Output each entry verbatim and exclude every picture from it.

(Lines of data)
---------------
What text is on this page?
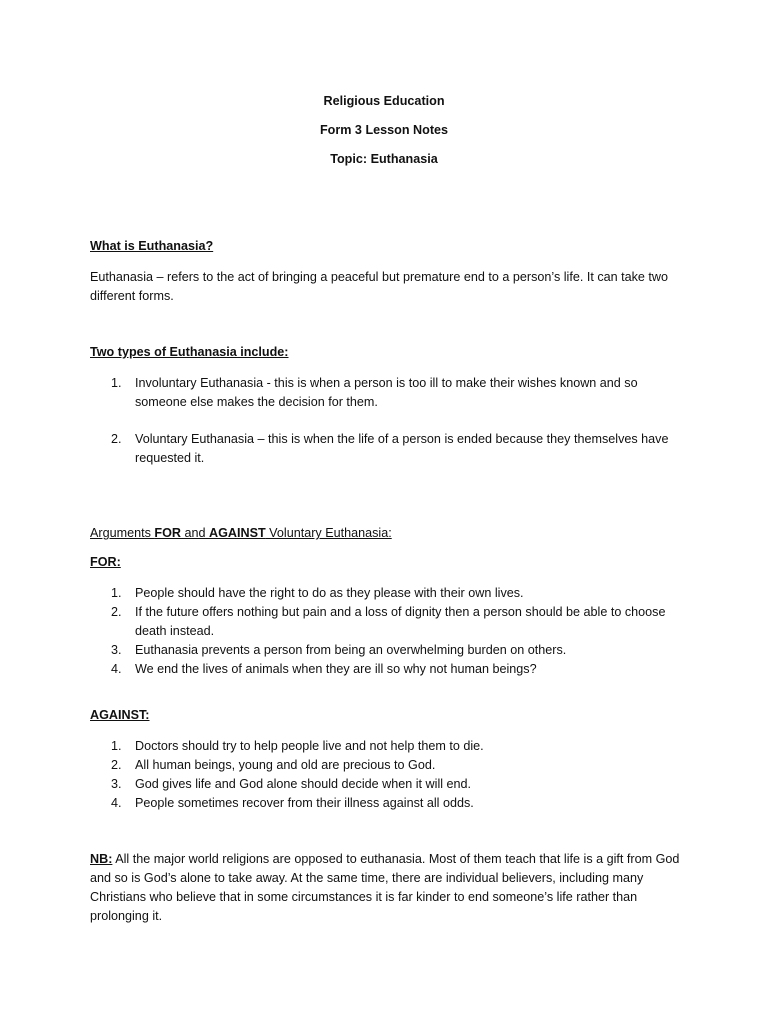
Religious Education
Form 3 Lesson Notes
Topic: Euthanasia
What is Euthanasia?
Euthanasia – refers to the act of bringing a peaceful but premature end to a person’s life. It can take two different forms.
Two types of Euthanasia include:
1.	Involuntary Euthanasia - this is when a person is too ill to make their wishes known and so someone else makes the decision for them.
2.	Voluntary Euthanasia – this is when the life of a person is ended because they themselves have requested it.
Arguments FOR and AGAINST Voluntary Euthanasia:
FOR:
1.	People should have the right to do as they please with their own lives.
2.	If the future offers nothing but pain and a loss of dignity then a person should be able to choose death instead.
3.	Euthanasia prevents a person from being an overwhelming burden on others.
4.	We end the lives of animals when they are ill so why not human beings?
AGAINST:
1.	Doctors should try to help people live and not help them to die.
2.	All human beings, young and old are precious to God.
3.	God gives life and God alone should decide when it will end.
4.	People sometimes recover from their illness against all odds.
NB: All the major world religions are opposed to euthanasia. Most of them teach that life is a gift from God and so is God’s alone to take away. At the same time, there are individual believers, including many Christians who believe that in some circumstances it is far kinder to end someone’s life rather than prolonging it.
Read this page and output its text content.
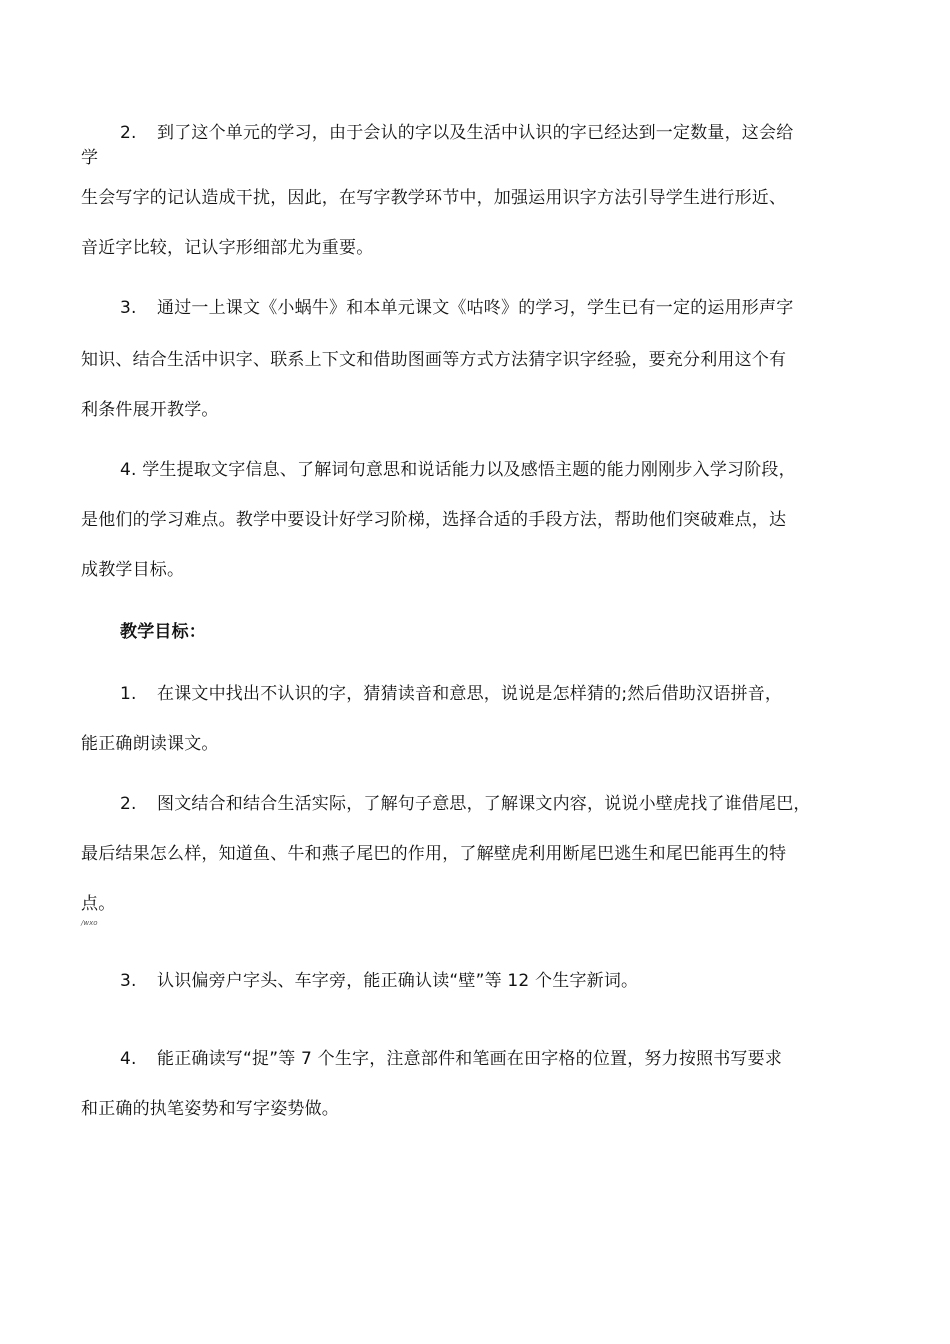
2. 到了这个单元的学习，由于会认的字以及生活中认识的字已经达到一定数量，这会给
学
生会写字的记认造成干扰，因此，在写字教学环节中，加强运用识字方法引导学生进行形近、
音近字比较，记认字形细部尤为重要。
3. 通过一上课文《小蜗牛》和本单元课文《咕咚》的学习，学生已有一定的运用形声字
知识、结合生活中识字、联系上下文和借助图画等方式方法猜字识字经验，要充分利用这个有
利条件展开教学。
4. 学生提取文字信息、了解词句意思和说话能力以及感悟主题的能力刚刚步入学习阶段，
是他们的学习难点。教学中要设计好学习阶梯，选择合适的手段方法，帮助他们突破难点，达
成教学目标。
教学目标：
1. 在课文中找出不认识的字，猜猜读音和意思，说说是怎样猜的;然后借助汉语拼音，
能正确朗读课文。
2. 图文结合和结合生活实际，了解句子意思，了解课文内容，说说小壁虎找了谁借尾巴，
最后结果怎么样，知道鱼、牛和燕子尾巴的作用，了解壁虎利用断尾巴逃生和尾巴能再生的特
点。
/wxo
3. 认识偏旁户字头、车字旁，能正确认读“壁”等 12 个生字新词。
4. 能正确读写“捉”等 7 个生字，注意部件和笔画在田字格的位置，努力按照书写要求
和正确的执笔姿势和写字姿势做。
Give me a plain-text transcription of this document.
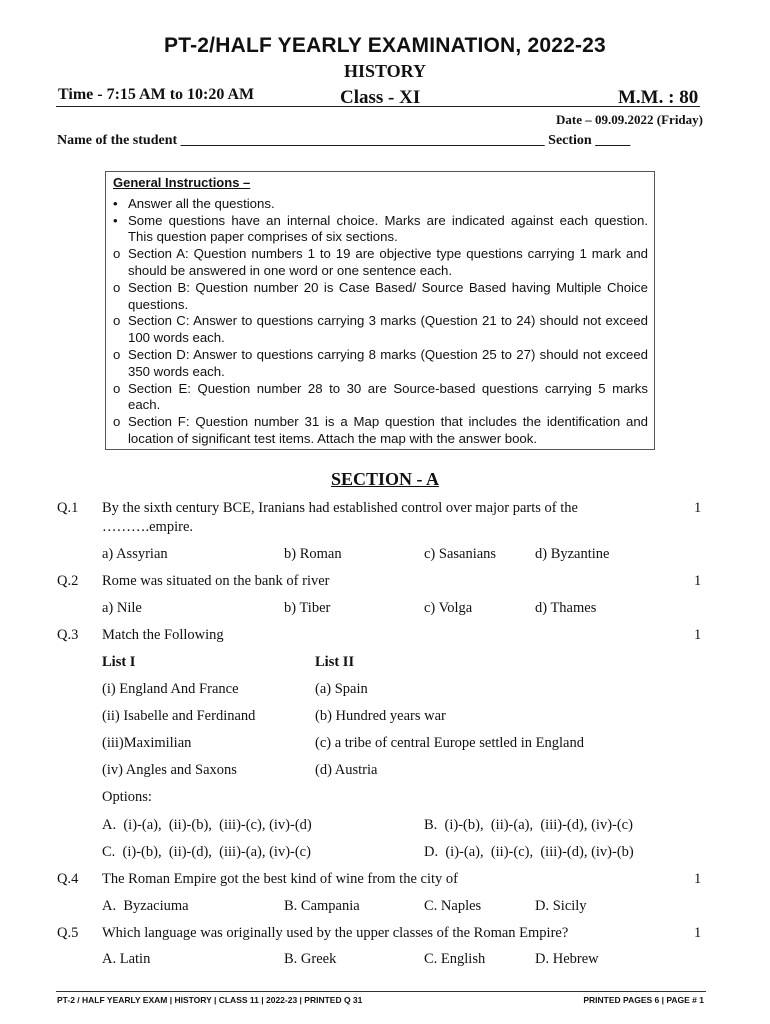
PT-2/HALF YEARLY EXAMINATION, 2022-23
HISTORY
Time - 7:15 AM to 10:20 AM	Class - XI	M.M. : 80
Date – 09.09.2022 (Friday)
Name of the student ____________________________________________________ Section _____
General Instructions –
• Answer all the questions.
• Some questions have an internal choice. Marks are indicated against each question. This question paper comprises of six sections.
o Section A: Question numbers 1 to 19 are objective type questions carrying 1 mark and should be answered in one word or one sentence each.
o Section B: Question number 20 is Case Based/ Source Based having Multiple Choice questions.
o Section C: Answer to questions carrying 3 marks (Question 21 to 24) should not exceed 100 words each.
o Section D: Answer to questions carrying 8 marks (Question 25 to 27) should not exceed 350 words each.
o Section E: Question number 28 to 30 are Source-based questions carrying 5 marks each.
o Section F: Question number 31 is a Map question that includes the identification and location of significant test items. Attach the map with the answer book.
SECTION - A
Q.1 By the sixth century BCE, Iranians had established control over major parts of the	1
……….empire.
a) Assyrian	b) Roman	c) Sasanians	d) Byzantine
Q.2 Rome was situated on the bank of river	1
a) Nile	b) Tiber	c) Volga	d) Thames
Q.3 Match the Following	1
List I	List II
(i) England And France	(a) Spain
(ii) Isabelle and Ferdinand	(b) Hundred years war
(iii)Maximilian	(c) a tribe of central Europe settled in England
(iv) Angles and Saxons	(d) Austria
Options:
A.  (i)-(a),  (ii)-(b),  (iii)-(c), (iv)-(d)	B.  (i)-(b),  (ii)-(a),  (iii)-(d), (iv)-(c)
C.  (i)-(b),  (ii)-(d),  (iii)-(a), (iv)-(c)	D.  (i)-(a),  (ii)-(c),  (iii)-(d), (iv)-(b)
Q.4 The Roman Empire got the best kind of wine from the city of	1
A.  Byzaciuma	B. Campania	C. Naples	D. Sicily
Q.5 Which language was originally used by the upper classes of the Roman Empire?	1
A. Latin	B. Greek	C. English	D. Hebrew
PT-2 / HALF YEARLY EXAM | HISTORY | CLASS 11 | 2022-23 | PRINTED Q 31	PRINTED PAGES 6 | PAGE # 1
---------------
__Solution__.
What text is on this page?
Religious Education
Form 3 Lesson Notes
Topic: Euthanasia
What is Euthanasia?
Euthanasia – refers to the act of bringing a peaceful but premature end to a person’s life. It can take two different forms.
Two types of Euthanasia include:
1.	Involuntary Euthanasia - this is when a person is too ill to make their wishes known and so someone else makes the decision for them.
2.	Voluntary Euthanasia – this is when the life of a person is ended because they themselves have requested it.
Arguments FOR and AGAINST Voluntary Euthanasia:
FOR:
1.	People should have the right to do as they please with their own lives.
2.	If the future offers nothing but pain and a loss of dignity then a person should be able to choose death instead.
3.	Euthanasia prevents a person from being an overwhelming burden on others.
4.	We end the lives of animals when they are ill so why not human beings?
AGAINST:
1.	Doctors should try to help people live and not help them to die.
2.	All human beings, young and old are precious to God.
3.	God gives life and God alone should decide when it will end.
4.	People sometimes recover from their illness against all odds.
NB: All the major world religions are opposed to euthanasia. Most of them teach that life is a gift from God and so is God’s alone to take away. At the same time, there are individual believers, including many Christians who believe that in some circumstances it is far kinder to end someone’s life rather than prolonging it.
Read this page and output its text content.
2. 到了这个单元的学习，由于会认的字以及生活中认识的字已经达到一定数量，这会给
学
生会写字的记认造成干扰，因此，在写字教学环节中，加强运用识字方法引导学生进行形近、
音近字比较，记认字形细部尤为重要。
3. 通过一上课文《小蜗牛》和本单元课文《咕咚》的学习，学生已有一定的运用形声字
知识、结合生活中识字、联系上下文和借助图画等方式方法猜字识字经验，要充分利用这个有
利条件展开教学。
4. 学生提取文字信息、了解词句意思和说话能力以及感悟主题的能力刚刚步入学习阶段，
是他们的学习难点。教学中要设计好学习阶梯，选择合适的手段方法，帮助他们突破难点，达
成教学目标。
教学目标：
1. 在课文中找出不认识的字，猜猜读音和意思，说说是怎样猜的;然后借助汉语拼音，
能正确朗读课文。
2. 图文结合和结合生活实际，了解句子意思，了解课文内容，说说小壁虎找了谁借尾巴，
最后结果怎么样，知道鱼、牛和燕子尾巴的作用，了解壁虎利用断尾巴逃生和尾巴能再生的特
点。
/wxo
3. 认识偏旁户字头、车字旁，能正确认读“壁”等 12 个生字新词。
4. 能正确读写“捉”等 7 个生字，注意部件和笔画在田字格的位置，努力按照书写要求
和正确的执笔姿势和写字姿势做。
Give me a plain-text transcription of this document.
PT-2/HALF YEARLY EXAMINATION, 2022-23
HISTORY
Time - 7:15 AM to 10:20 AM	Class - XI	M.M. : 80
Date – 09.09.2022 (Friday)
Name of the student ____________________________________________________ Section _____
General Instructions –
• Answer all the questions.
• Some questions have an internal choice. Marks are indicated against each question. This question paper comprises of six sections.
o Section A: Question numbers 1 to 19 are objective type questions carrying 1 mark and should be answered in one word or one sentence each.
o Section B: Question number 20 is Case Based/ Source Based having Multiple Choice questions.
o Section C: Answer to questions carrying 3 marks (Question 21 to 24) should not exceed 100 words each.
o Section D: Answer to questions carrying 8 marks (Question 25 to 27) should not exceed 350 words each.
o Section E: Question number 28 to 30 are Source-based questions carrying 5 marks each.
o Section F: Question number 31 is a Map question that includes the identification and location of significant test items. Attach the map with the answer book.
SECTION - A
Q.1 By the sixth century BCE, Iranians had established control over major parts of the	1
……….empire.
a) Assyrian	b) Roman	c) Sasanians	d) Byzantine
Q.2 Rome was situated on the bank of river	1
a) Nile	b) Tiber	c) Volga	d) Thames
Q.3 Match the Following	1
List I	List II
(i) England And France	(a) Spain
(ii) Isabelle and Ferdinand	(b) Hundred years war
(iii)Maximilian	(c) a tribe of central Europe settled in England
(iv) Angles and Saxons	(d) Austria
Options:
A.  (i)-(a),  (ii)-(b),  (iii)-(c), (iv)-(d)	B.  (i)-(b),  (ii)-(a),  (iii)-(d), (iv)-(c)
C.  (i)-(b),  (ii)-(d),  (iii)-(a), (iv)-(c)	D.  (i)-(a),  (ii)-(c),  (iii)-(d), (iv)-(b)
Q.4 The Roman Empire got the best kind of wine from the city of	1
A.  Byzaciuma	B. Campania	C. Naples	D. Sicily
Q.5 Which language was originally used by the upper classes of the Roman Empire?	1
A. Latin	B. Greek	C. English	D. Hebrew
PT-2 / HALF YEARLY EXAM | HISTORY | CLASS 11 | 2022-23 | PRINTED Q 31	PRINTED PAGES 6 | PAGE # 1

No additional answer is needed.